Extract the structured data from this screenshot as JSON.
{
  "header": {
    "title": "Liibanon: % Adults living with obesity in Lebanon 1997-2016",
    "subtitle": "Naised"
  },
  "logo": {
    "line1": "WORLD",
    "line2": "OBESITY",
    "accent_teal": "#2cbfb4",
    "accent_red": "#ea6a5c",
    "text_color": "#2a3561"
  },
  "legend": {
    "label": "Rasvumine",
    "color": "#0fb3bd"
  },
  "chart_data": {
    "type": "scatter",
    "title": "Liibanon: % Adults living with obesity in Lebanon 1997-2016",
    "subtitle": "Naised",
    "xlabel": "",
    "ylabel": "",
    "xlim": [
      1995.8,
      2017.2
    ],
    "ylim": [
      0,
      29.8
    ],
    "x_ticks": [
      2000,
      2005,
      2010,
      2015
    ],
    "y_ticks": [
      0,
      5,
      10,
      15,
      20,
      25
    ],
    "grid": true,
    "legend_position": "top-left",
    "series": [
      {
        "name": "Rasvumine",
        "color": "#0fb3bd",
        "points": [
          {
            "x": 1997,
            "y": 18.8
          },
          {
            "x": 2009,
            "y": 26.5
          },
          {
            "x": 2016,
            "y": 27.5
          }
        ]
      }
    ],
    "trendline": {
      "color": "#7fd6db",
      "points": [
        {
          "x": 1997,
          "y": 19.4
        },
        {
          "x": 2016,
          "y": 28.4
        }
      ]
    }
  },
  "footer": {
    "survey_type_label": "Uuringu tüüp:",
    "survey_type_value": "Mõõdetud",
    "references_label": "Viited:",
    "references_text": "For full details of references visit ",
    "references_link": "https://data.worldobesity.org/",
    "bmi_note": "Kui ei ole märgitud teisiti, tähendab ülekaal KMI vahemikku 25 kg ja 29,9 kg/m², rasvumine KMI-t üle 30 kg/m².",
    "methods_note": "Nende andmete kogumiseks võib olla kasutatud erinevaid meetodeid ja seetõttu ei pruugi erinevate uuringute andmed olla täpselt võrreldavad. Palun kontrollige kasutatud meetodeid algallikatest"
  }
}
· · · · ·
## The task
Reproduce all of the material above word for word.

## Response to this exercise
Extract the structured data from this screenshot as JSON.
{
  "header": {
    "title": "Liibanon: % Adults living with obesity in Lebanon 1997-2016",
    "subtitle": "Naised"
  },
  "logo": {
    "line1": "WORLD",
    "line2": "OBESITY",
    "accent_teal": "#2cbfb4",
    "accent_red": "#ea6a5c",
    "text_color": "#2a3561"
  },
  "legend": {
    "label": "Rasvumine",
    "color": "#0fb3bd"
  },
  "chart_data": {
    "type": "scatter",
    "title": "Liibanon: % Adults living with obesity in Lebanon 1997-2016",
    "subtitle": "Naised",
    "xlabel": "",
    "ylabel": "",
    "xlim": [
      1995.8,
      2017.2
    ],
    "ylim": [
      0,
      29.8
    ],
    "x_ticks": [
      2000,
      2005,
      2010,
      2015
    ],
    "y_ticks": [
      0,
      5,
      10,
      15,
      20,
      25
    ],
    "grid": true,
    "legend_position": "top-left",
    "series": [
      {
        "name": "Rasvumine",
        "color": "#0fb3bd",
        "points": [
          {
            "x": 1997,
            "y": 18.8
          },
          {
            "x": 2009,
            "y": 26.5
          },
          {
            "x": 2016,
            "y": 27.5
          }
        ]
      }
    ],
    "trendline": {
      "color": "#7fd6db",
      "points": [
        {
          "x": 1997,
          "y": 19.4
        },
        {
          "x": 2016,
          "y": 28.4
        }
      ]
    }
  },
  "footer": {
    "survey_type_label": "Uuringu tüüp:",
    "survey_type_value": "Mõõdetud",
    "references_label": "Viited:",
    "references_text": "For full details of references visit ",
    "references_link": "https://data.worldobesity.org/",
    "bmi_note": "Kui ei ole märgitud teisiti, tähendab ülekaal KMI vahemikku 25 kg ja 29,9 kg/m², rasvumine KMI-t üle 30 kg/m².",
    "methods_note": "Nende andmete kogumiseks võib olla kasutatud erinevaid meetodeid ja seetõttu ei pruugi erinevate uuringute andmed olla täpselt võrreldavad. Palun kontrollige kasutatud meetodeid algallikatest"
  }
}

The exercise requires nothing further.